• Passage provided:
** start **

Big dragons are a key part of Yu-Gi-Oh’s identity, but they’ve only sometimes mattered competitively. Every casual Yu-Gi-Oh fan talks about “remember when Blue-Eyes White Dragon was the best card?” and I am sorry to inform you that it never was, not even a little. Back in the days of Starter Deck Yugi, Kaiba, and Legend of Blue Eyes White Dragon, the best decks were all gross little piles of efficient spells and traps with, like, Battle Ox in there as filler because you need something to kill your opponent once you’ve grinded them out of cards.
But fast forward a decade and suddenly big dragons are good! In historical Edison dragon variants were popular but not the best competitively, something like a tier 2 pick. With more modern refinements, the fastest dragon decks are now comfortably tier 1. How’d that end up happening? Let’s meet the crew.

** end **

• Supplied information:
** start **

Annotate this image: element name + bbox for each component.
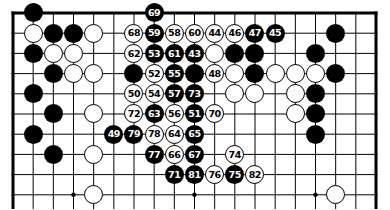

** end **

• Task to carry out: Return, word for word, the stretch of the Yu-Gi-Oh dragon text above that begins with the words containing "But fast forward" and ends with "meet the crew.".

• Exercise answer:
But fast forward a decade and suddenly big dragons are good! In historical Edison dragon variants were popular but not the best competitively, something like a tier 2 pick. With more modern refinements, the fastest dragon decks are now comfortably tier 1. How’d that end up happening? Let’s meet the crew.